━━ PROVIDED RECORDS

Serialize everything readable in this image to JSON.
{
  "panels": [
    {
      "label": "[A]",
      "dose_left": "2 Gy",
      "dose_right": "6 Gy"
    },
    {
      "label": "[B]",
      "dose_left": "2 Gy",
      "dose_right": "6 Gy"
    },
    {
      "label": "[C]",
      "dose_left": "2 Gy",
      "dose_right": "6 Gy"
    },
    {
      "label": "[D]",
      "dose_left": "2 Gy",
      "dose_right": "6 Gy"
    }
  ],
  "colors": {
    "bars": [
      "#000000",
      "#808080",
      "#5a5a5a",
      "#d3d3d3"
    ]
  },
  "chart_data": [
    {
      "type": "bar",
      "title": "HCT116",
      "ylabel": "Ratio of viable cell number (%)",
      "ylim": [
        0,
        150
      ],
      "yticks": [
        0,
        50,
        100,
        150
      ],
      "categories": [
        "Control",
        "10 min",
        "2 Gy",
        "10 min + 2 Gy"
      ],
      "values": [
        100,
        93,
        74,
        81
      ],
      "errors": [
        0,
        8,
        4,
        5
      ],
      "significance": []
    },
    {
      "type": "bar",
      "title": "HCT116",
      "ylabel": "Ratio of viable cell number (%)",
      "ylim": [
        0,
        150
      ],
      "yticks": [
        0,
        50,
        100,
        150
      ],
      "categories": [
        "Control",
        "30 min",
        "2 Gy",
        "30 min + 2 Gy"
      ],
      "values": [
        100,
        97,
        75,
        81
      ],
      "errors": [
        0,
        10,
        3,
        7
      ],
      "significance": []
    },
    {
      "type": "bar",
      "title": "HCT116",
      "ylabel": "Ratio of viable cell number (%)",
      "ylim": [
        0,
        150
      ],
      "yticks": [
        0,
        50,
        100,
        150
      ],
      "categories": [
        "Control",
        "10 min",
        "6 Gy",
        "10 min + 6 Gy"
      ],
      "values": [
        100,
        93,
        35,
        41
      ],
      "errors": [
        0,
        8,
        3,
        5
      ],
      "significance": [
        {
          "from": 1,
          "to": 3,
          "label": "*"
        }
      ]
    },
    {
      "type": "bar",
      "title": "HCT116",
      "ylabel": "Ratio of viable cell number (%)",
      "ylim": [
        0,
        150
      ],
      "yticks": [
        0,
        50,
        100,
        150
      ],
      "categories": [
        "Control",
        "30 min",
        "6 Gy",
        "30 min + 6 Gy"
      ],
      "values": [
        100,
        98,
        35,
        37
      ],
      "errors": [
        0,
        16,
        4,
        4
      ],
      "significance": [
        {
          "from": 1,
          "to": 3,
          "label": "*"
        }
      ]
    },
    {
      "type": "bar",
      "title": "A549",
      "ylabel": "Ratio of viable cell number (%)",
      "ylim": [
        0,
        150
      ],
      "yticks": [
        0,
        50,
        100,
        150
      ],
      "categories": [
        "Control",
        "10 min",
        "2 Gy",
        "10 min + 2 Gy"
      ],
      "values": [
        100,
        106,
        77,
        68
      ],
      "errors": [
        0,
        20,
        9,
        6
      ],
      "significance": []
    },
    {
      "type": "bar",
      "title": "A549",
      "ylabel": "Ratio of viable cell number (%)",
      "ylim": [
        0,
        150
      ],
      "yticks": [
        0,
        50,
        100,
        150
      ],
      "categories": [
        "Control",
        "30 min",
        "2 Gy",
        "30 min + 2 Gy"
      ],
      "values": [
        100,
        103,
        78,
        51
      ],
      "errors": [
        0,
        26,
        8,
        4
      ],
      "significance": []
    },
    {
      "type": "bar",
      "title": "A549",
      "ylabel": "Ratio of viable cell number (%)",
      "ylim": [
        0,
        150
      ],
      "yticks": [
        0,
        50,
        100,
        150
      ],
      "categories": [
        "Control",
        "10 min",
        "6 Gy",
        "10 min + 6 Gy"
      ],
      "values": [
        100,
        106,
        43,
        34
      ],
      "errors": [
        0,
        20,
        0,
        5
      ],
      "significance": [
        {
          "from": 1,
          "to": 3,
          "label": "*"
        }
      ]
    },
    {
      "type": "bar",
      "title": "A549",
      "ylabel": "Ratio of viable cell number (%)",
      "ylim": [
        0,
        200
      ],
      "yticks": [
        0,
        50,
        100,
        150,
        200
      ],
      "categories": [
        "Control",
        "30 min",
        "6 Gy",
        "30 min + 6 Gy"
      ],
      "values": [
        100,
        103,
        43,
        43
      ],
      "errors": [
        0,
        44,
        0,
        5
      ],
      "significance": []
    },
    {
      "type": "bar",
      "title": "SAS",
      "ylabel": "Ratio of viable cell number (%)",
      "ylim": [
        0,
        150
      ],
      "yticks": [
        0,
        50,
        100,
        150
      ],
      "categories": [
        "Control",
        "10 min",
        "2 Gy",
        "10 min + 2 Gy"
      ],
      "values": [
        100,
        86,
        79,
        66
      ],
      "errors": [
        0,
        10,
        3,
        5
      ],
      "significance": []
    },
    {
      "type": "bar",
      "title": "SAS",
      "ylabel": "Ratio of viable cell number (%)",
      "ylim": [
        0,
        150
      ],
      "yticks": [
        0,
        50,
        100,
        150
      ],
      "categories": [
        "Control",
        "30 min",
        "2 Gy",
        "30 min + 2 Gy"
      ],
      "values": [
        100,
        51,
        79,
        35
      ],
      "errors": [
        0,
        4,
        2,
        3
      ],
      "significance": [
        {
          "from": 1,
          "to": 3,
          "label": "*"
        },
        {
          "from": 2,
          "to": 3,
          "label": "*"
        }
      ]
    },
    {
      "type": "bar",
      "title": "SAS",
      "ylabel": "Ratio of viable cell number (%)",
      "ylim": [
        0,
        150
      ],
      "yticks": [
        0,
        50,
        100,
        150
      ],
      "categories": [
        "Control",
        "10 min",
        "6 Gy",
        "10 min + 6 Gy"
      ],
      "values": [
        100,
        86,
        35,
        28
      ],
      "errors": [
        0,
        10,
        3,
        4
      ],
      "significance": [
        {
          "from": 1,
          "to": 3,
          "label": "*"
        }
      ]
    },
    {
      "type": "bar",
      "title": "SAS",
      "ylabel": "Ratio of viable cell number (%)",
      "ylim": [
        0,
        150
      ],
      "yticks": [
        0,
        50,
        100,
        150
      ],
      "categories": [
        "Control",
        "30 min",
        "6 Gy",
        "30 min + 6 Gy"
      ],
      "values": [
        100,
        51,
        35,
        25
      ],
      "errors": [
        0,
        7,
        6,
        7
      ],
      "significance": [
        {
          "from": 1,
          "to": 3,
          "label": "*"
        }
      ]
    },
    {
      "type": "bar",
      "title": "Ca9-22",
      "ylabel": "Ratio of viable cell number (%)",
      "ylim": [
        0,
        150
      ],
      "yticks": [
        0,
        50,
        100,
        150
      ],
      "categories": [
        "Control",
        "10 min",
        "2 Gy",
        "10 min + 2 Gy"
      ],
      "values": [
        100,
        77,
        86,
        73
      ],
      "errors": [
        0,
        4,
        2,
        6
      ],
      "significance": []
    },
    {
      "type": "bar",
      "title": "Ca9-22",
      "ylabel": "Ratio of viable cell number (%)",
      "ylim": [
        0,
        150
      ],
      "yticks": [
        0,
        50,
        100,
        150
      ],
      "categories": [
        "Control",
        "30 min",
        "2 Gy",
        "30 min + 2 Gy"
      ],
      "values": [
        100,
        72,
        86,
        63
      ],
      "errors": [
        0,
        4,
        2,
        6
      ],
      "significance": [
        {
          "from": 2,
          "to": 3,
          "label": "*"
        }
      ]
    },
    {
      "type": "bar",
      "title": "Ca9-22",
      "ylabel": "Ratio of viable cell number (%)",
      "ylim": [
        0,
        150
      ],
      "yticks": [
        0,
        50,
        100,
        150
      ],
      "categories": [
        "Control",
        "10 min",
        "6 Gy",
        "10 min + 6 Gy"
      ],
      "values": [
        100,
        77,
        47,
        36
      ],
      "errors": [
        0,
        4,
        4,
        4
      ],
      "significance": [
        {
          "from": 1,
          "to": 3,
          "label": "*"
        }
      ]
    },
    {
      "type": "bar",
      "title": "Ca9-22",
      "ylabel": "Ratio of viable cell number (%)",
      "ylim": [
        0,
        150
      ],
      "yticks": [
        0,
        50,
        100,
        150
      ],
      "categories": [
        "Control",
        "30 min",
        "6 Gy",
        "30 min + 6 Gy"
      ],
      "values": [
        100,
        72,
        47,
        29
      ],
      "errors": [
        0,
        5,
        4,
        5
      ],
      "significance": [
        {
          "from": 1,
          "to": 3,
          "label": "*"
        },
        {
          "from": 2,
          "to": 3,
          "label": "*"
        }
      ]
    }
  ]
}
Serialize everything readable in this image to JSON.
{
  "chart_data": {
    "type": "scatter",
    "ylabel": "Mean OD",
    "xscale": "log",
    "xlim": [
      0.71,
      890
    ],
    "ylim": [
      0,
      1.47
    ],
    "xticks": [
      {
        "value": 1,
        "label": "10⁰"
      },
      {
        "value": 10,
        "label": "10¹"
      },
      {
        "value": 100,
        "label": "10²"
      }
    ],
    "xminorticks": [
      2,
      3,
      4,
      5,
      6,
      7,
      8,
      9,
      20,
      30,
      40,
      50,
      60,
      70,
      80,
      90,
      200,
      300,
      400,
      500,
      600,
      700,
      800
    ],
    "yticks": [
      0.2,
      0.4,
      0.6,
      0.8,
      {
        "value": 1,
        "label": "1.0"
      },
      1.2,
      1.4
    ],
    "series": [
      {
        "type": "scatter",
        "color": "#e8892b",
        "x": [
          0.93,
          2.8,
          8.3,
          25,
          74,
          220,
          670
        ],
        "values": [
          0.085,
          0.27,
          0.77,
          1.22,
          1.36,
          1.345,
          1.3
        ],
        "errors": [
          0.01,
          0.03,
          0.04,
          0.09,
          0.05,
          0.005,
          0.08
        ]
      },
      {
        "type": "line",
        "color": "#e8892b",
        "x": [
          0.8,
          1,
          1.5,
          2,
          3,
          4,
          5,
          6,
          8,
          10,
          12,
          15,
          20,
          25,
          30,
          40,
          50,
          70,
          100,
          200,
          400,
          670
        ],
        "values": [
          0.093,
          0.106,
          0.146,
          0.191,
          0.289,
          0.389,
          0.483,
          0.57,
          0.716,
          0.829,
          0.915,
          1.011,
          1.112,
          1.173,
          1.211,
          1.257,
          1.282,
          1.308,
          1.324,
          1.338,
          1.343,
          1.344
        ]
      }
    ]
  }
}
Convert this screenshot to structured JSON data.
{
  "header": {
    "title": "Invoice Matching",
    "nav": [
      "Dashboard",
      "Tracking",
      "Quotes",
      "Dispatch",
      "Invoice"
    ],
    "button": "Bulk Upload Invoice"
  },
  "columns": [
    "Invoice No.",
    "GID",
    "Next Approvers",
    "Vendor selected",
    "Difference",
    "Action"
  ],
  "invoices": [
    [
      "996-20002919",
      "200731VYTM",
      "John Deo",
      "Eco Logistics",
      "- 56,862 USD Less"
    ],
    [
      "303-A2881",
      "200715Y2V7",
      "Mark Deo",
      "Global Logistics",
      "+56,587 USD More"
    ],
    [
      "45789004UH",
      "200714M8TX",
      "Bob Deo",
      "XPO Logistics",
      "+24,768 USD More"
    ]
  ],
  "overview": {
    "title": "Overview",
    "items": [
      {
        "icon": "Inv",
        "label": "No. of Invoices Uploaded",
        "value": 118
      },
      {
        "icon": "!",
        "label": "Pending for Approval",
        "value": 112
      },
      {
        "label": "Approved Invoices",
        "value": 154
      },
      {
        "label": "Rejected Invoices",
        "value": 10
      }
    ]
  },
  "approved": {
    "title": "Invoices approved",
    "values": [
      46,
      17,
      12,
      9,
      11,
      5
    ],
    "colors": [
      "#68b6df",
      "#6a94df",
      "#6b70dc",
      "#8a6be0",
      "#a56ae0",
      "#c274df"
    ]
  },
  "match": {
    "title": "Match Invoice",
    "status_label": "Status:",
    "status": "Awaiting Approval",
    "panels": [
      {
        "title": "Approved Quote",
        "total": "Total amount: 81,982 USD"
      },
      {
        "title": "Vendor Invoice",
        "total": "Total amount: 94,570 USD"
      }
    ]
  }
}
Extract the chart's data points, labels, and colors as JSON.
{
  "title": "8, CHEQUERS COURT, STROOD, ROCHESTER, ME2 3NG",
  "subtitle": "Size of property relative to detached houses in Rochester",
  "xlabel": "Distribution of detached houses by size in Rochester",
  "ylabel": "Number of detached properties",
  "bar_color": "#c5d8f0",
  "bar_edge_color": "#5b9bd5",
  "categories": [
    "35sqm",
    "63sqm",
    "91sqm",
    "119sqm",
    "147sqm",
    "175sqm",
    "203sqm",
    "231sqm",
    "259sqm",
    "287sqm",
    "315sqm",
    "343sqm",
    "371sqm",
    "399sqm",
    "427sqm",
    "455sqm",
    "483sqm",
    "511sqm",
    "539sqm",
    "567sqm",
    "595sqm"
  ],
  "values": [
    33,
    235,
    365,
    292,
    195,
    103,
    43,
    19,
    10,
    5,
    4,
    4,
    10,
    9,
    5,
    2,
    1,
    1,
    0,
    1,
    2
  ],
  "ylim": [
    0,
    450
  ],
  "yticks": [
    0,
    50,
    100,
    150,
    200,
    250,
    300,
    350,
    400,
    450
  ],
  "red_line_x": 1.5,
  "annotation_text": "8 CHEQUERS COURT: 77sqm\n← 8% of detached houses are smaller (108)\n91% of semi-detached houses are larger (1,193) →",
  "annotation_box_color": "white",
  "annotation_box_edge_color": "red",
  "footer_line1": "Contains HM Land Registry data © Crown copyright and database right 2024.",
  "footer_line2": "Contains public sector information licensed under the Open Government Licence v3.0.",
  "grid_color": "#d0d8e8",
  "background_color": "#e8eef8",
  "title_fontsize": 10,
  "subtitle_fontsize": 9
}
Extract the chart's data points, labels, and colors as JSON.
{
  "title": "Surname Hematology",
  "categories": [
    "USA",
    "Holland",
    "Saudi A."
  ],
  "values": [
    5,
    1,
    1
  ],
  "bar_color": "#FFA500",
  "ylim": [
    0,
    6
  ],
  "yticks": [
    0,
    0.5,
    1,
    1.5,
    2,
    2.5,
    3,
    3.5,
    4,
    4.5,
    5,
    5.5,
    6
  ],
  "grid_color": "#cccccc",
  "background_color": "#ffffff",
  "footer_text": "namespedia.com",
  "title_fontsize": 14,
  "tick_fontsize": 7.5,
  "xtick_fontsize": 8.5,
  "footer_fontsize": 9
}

━━━━

DIRECTIONS FOR THIS TASK - Only lines holding the string "CHEQUERS" are wanted; gather each one from the entries above.

RESULT BELOW -
  "title": "8, CHEQUERS COURT, STROOD, ROCHESTER, ME2 3NG",
  "annotation_text": "8 CHEQUERS COURT: 77sqm\n← 8% of detached houses are smaller (108)\n91% of semi-detached houses are larger (1,193) →",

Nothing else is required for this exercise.